## YOUR INSTRUCTIONS
Write out all of the entries that follow, word for word, but skip the pictures.

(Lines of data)
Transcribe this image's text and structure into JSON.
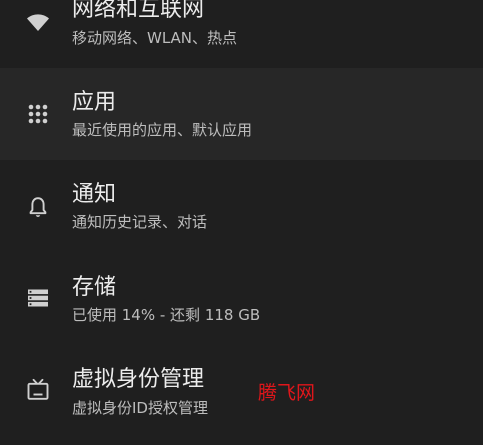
{
  "settings": {
    "items": [
      {
        "title": "网络和互联网",
        "subtitle": "移动网络、WLAN、热点",
        "icon": "wifi-icon"
      },
      {
        "title": "应用",
        "subtitle": "最近使用的应用、默认应用",
        "icon": "apps-grid-icon"
      },
      {
        "title": "通知",
        "subtitle": "通知历史记录、对话",
        "icon": "bell-icon"
      },
      {
        "title": "存储",
        "subtitle": "已使用 14% - 还剩 118 GB",
        "icon": "storage-icon"
      },
      {
        "title": "虚拟身份管理",
        "subtitle": "虚拟身份ID授权管理",
        "icon": "tv-icon"
      }
    ]
  },
  "watermark": {
    "text": "腾飞网"
  },
  "colors": {
    "background": "#1f1f1f",
    "highlight_row": "#272727",
    "title_text": "#ececec",
    "subtitle_text": "#bdbdbd",
    "icon": "#d0d0d0",
    "watermark": "#e0161b"
  }
}
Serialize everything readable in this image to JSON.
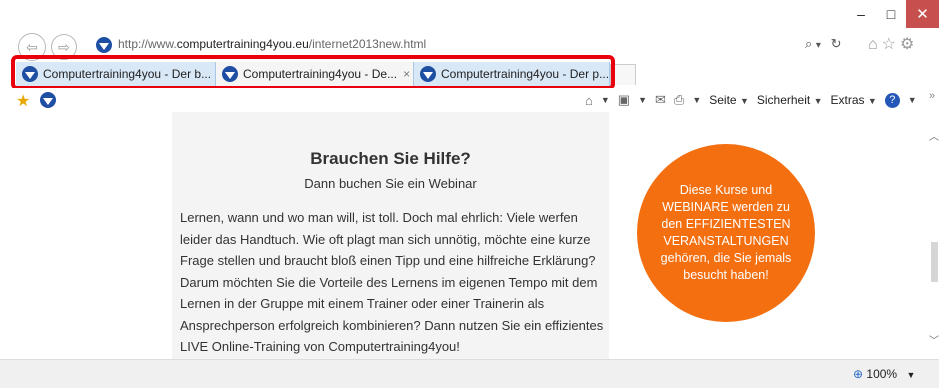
{
  "window": {
    "minimize": "–",
    "maximize": "□",
    "close": "✕"
  },
  "address": {
    "url_prefix": "http://www.",
    "url_domain": "computertraining4you.eu",
    "url_path": "/internet2013new.html",
    "search_icon": "⌕",
    "dropdown": "▾",
    "refresh": "↻"
  },
  "nav": {
    "back": "⇦",
    "forward": "⇨"
  },
  "right_icons": [
    "home-icon",
    "star-icon",
    "gear-icon"
  ],
  "tabs": [
    {
      "label": "Computertraining4you - Der b..."
    },
    {
      "label": "Computertraining4you - De...",
      "close": "×"
    },
    {
      "label": "Computertraining4you - Der p..."
    }
  ],
  "commandbar": {
    "items": [
      "Seite",
      "Sicherheit",
      "Extras"
    ],
    "dropdown": "▼",
    "more": "»"
  },
  "page": {
    "heading": "Brauchen Sie Hilfe?",
    "subheading": "Dann buchen Sie ein Webinar",
    "body": "Lernen, wann und wo man will, ist toll. Doch mal ehrlich: Viele werfen leider das Handtuch. Wie oft plagt man sich unnötig, möchte eine kurze Frage stellen und braucht bloß einen Tipp und eine hilfreiche Erklärung? Darum möchten Sie die Vorteile des Lernens im eigenen Tempo mit dem Lernen in der Gruppe mit einem Trainer oder einer Trainerin als Ansprechperson erfolgreich kombinieren? Dann nutzen Sie ein effizientes LIVE Online-Training von Computertraining4you!",
    "circle_text": "Diese Kurse und WEBINARE werden zu den EFFIZIENTESTEN VERANSTALTUNGEN gehören, die Sie jemals besucht haben!"
  },
  "status": {
    "zoom": "100%"
  },
  "colors": {
    "circle": "#f36f10",
    "highlight": "#e8000d",
    "tab_bg": "#d9e8f7"
  }
}
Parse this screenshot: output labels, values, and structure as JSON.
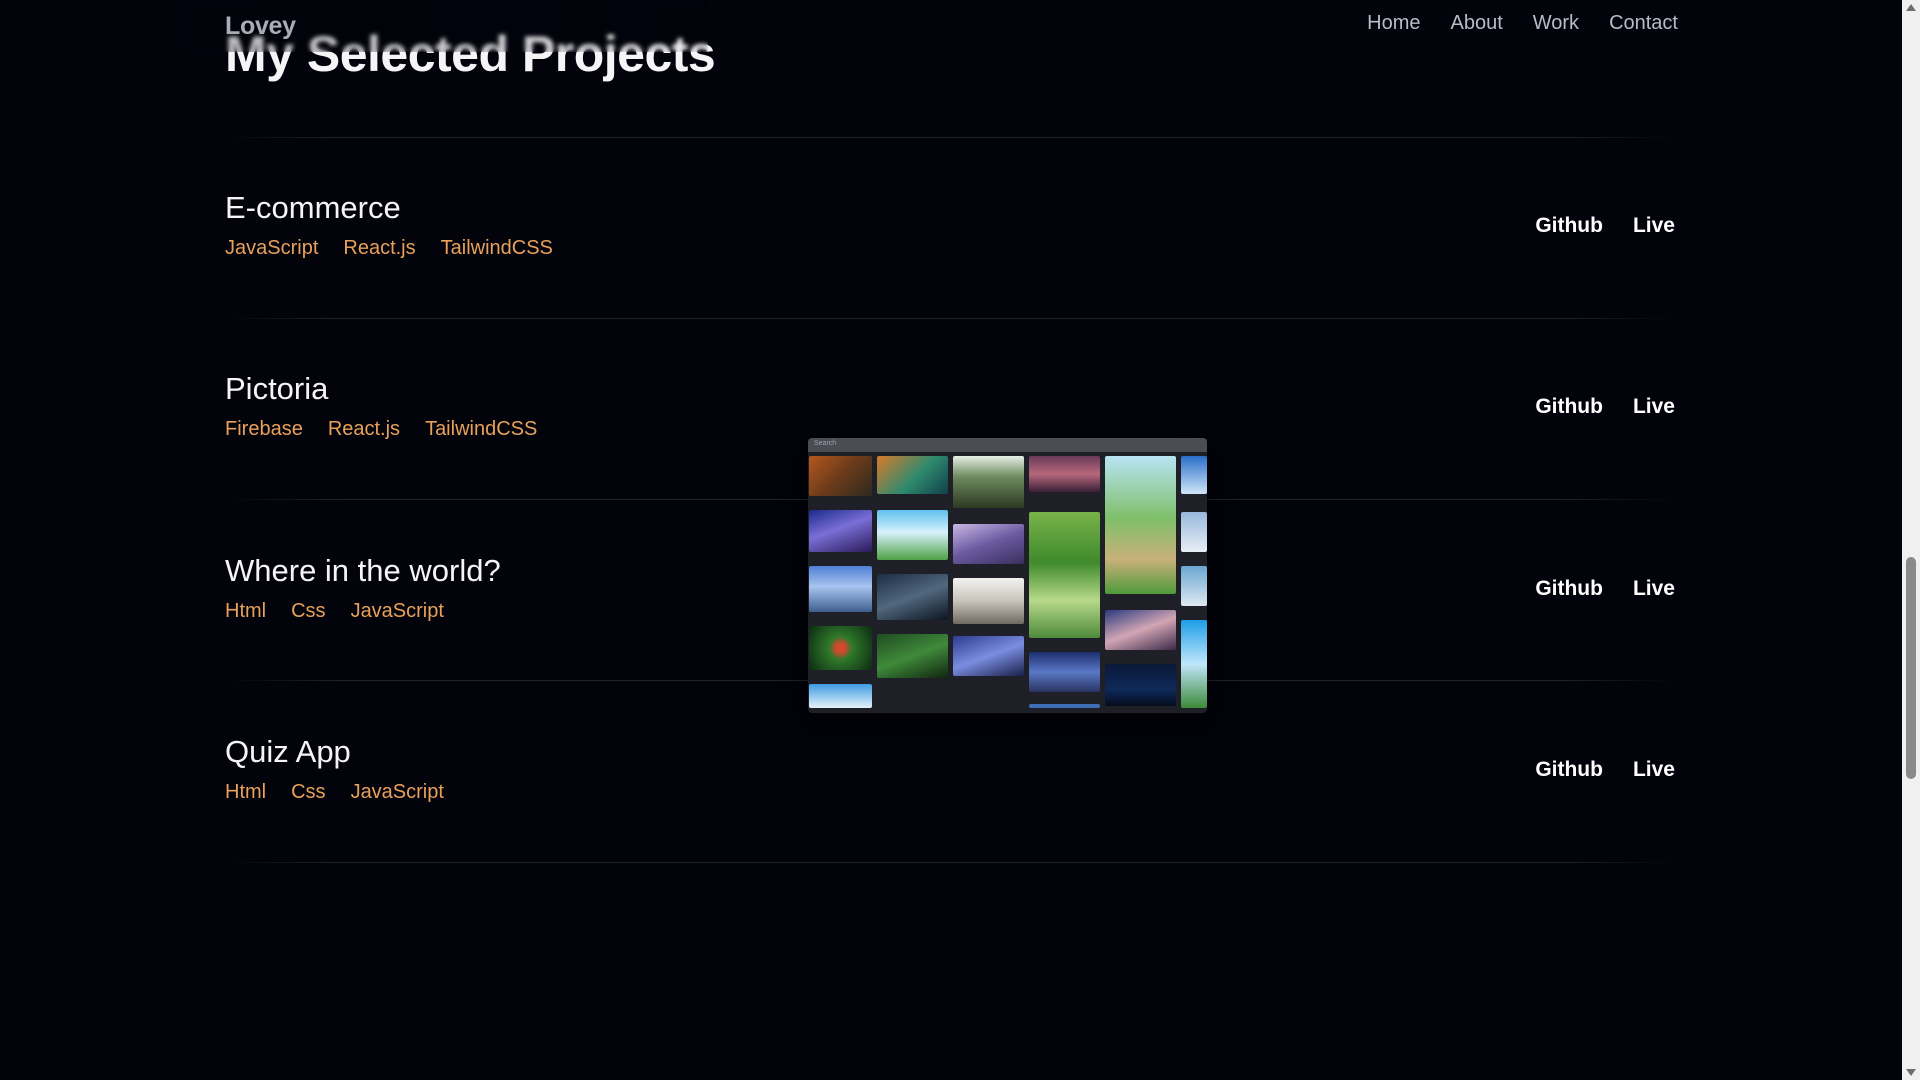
{
  "header": {
    "logo": "Lovey",
    "nav": [
      "Home",
      "About",
      "Work",
      "Contact"
    ]
  },
  "section_heading": "My Selected Projects",
  "projects": [
    {
      "title": "E-commerce",
      "tags": [
        "JavaScript",
        "React.js",
        "TailwindCSS"
      ],
      "links": [
        "Github",
        "Live"
      ]
    },
    {
      "title": "Pictoria",
      "tags": [
        "Firebase",
        "React.js",
        "TailwindCSS"
      ],
      "links": [
        "Github",
        "Live"
      ]
    },
    {
      "title": "Where in the world?",
      "tags": [
        "Html",
        "Css",
        "JavaScript"
      ],
      "links": [
        "Github",
        "Live"
      ]
    },
    {
      "title": "Quiz App",
      "tags": [
        "Html",
        "Css",
        "JavaScript"
      ],
      "links": [
        "Github",
        "Live"
      ]
    }
  ],
  "preview": {
    "search_text": "Search"
  },
  "colors": {
    "background": "#02030b",
    "tag": "#e8a15a",
    "link": "#ffffff",
    "nav": "#b9bcc4"
  }
}
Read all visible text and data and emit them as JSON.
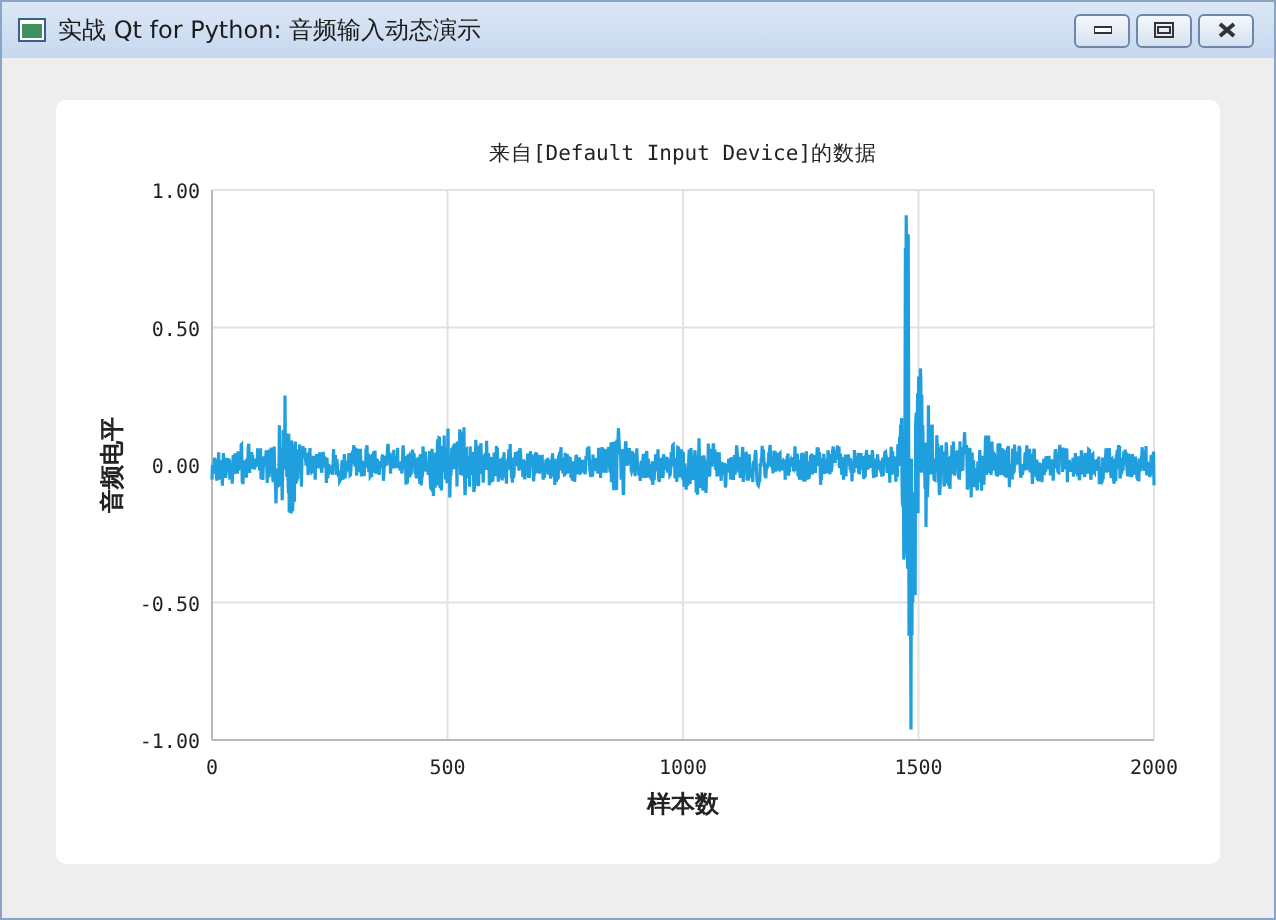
{
  "window": {
    "title": "实战 Qt for Python: 音频输入动态演示"
  },
  "chart": {
    "title": "来自[Default Input Device]的数据",
    "x_axis_label": "样本数",
    "y_axis_label": "音频电平",
    "x_tick_labels": [
      "0",
      "500",
      "1000",
      "1500",
      "2000"
    ],
    "y_tick_labels": [
      "1.00",
      "0.50",
      "0.00",
      "-0.50",
      "-1.00"
    ]
  }
}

## FULL OUTPUT
Transcribe this image's text and structure into JSON.
{
  "settings": {
    "items": [
      {
        "title": "网络和互联网",
        "subtitle": "移动网络、WLAN、热点",
        "icon": "wifi-icon"
      },
      {
        "title": "应用",
        "subtitle": "最近使用的应用、默认应用",
        "icon": "apps-grid-icon"
      },
      {
        "title": "通知",
        "subtitle": "通知历史记录、对话",
        "icon": "bell-icon"
      },
      {
        "title": "存储",
        "subtitle": "已使用 14% - 还剩 118 GB",
        "icon": "storage-icon"
      },
      {
        "title": "虚拟身份管理",
        "subtitle": "虚拟身份ID授权管理",
        "icon": "tv-icon"
      }
    ]
  },
  "watermark": {
    "text": "腾飞网"
  },
  "colors": {
    "background": "#1f1f1f",
    "highlight_row": "#272727",
    "title_text": "#ececec",
    "subtitle_text": "#bdbdbd",
    "icon": "#d0d0d0",
    "watermark": "#e0161b"
  }
}
Serialize everything readable in this image to JSON.
{
  "window": {
    "minimize": "–",
    "maximize": "□",
    "close": "✕"
  },
  "address": {
    "url_prefix": "http://www.",
    "url_domain": "computertraining4you.eu",
    "url_path": "/internet2013new.html",
    "search_icon": "⌕",
    "dropdown": "▾",
    "refresh": "↻"
  },
  "nav": {
    "back": "⇦",
    "forward": "⇨"
  },
  "right_icons": [
    "home-icon",
    "star-icon",
    "gear-icon"
  ],
  "tabs": [
    {
      "label": "Computertraining4you - Der b..."
    },
    {
      "label": "Computertraining4you - De...",
      "close": "×"
    },
    {
      "label": "Computertraining4you - Der p..."
    }
  ],
  "commandbar": {
    "items": [
      "Seite",
      "Sicherheit",
      "Extras"
    ],
    "dropdown": "▼",
    "more": "»"
  },
  "page": {
    "heading": "Brauchen Sie Hilfe?",
    "subheading": "Dann buchen Sie ein Webinar",
    "body": "Lernen, wann und wo man will, ist toll. Doch mal ehrlich: Viele werfen leider das Handtuch. Wie oft plagt man sich unnötig, möchte eine kurze Frage stellen und braucht bloß einen Tipp und eine hilfreiche Erklärung? Darum möchten Sie die Vorteile des Lernens im eigenen Tempo mit dem Lernen in der Gruppe mit einem Trainer oder einer Trainerin als Ansprechperson erfolgreich kombinieren? Dann nutzen Sie ein effizientes LIVE Online-Training von Computertraining4you!",
    "circle_text": "Diese Kurse und WEBINARE werden zu den EFFIZIENTESTEN VERANSTALTUNGEN gehören, die Sie jemals besucht haben!"
  },
  "status": {
    "zoom": "100%"
  },
  "colors": {
    "circle": "#f36f10",
    "highlight": "#e8000d",
    "tab_bg": "#d9e8f7"
  }
}
Parse this screenshot: output labels, values, and structure as JSON.
{
  "header": {
    "logo": "Lovey",
    "nav": [
      "Home",
      "About",
      "Work",
      "Contact"
    ]
  },
  "section_heading": "My Selected Projects",
  "projects": [
    {
      "title": "E-commerce",
      "tags": [
        "JavaScript",
        "React.js",
        "TailwindCSS"
      ],
      "links": [
        "Github",
        "Live"
      ]
    },
    {
      "title": "Pictoria",
      "tags": [
        "Firebase",
        "React.js",
        "TailwindCSS"
      ],
      "links": [
        "Github",
        "Live"
      ]
    },
    {
      "title": "Where in the world?",
      "tags": [
        "Html",
        "Css",
        "JavaScript"
      ],
      "links": [
        "Github",
        "Live"
      ]
    },
    {
      "title": "Quiz App",
      "tags": [
        "Html",
        "Css",
        "JavaScript"
      ],
      "links": [
        "Github",
        "Live"
      ]
    }
  ],
  "preview": {
    "search_text": "Search"
  },
  "colors": {
    "background": "#02030b",
    "tag": "#e8a15a",
    "link": "#ffffff",
    "nav": "#b9bcc4"
  }
}
Read all visible text and data and emit them as JSON.
{
  "window": {
    "title": "实战 Qt for Python: 音频输入动态演示"
  },
  "chart": {
    "title": "来自[Default Input Device]的数据",
    "x_axis_label": "样本数",
    "y_axis_label": "音频电平",
    "x_tick_labels": [
      "0",
      "500",
      "1000",
      "1500",
      "2000"
    ],
    "y_tick_labels": [
      "1.00",
      "0.50",
      "0.00",
      "-0.50",
      "-1.00"
    ]
  }
}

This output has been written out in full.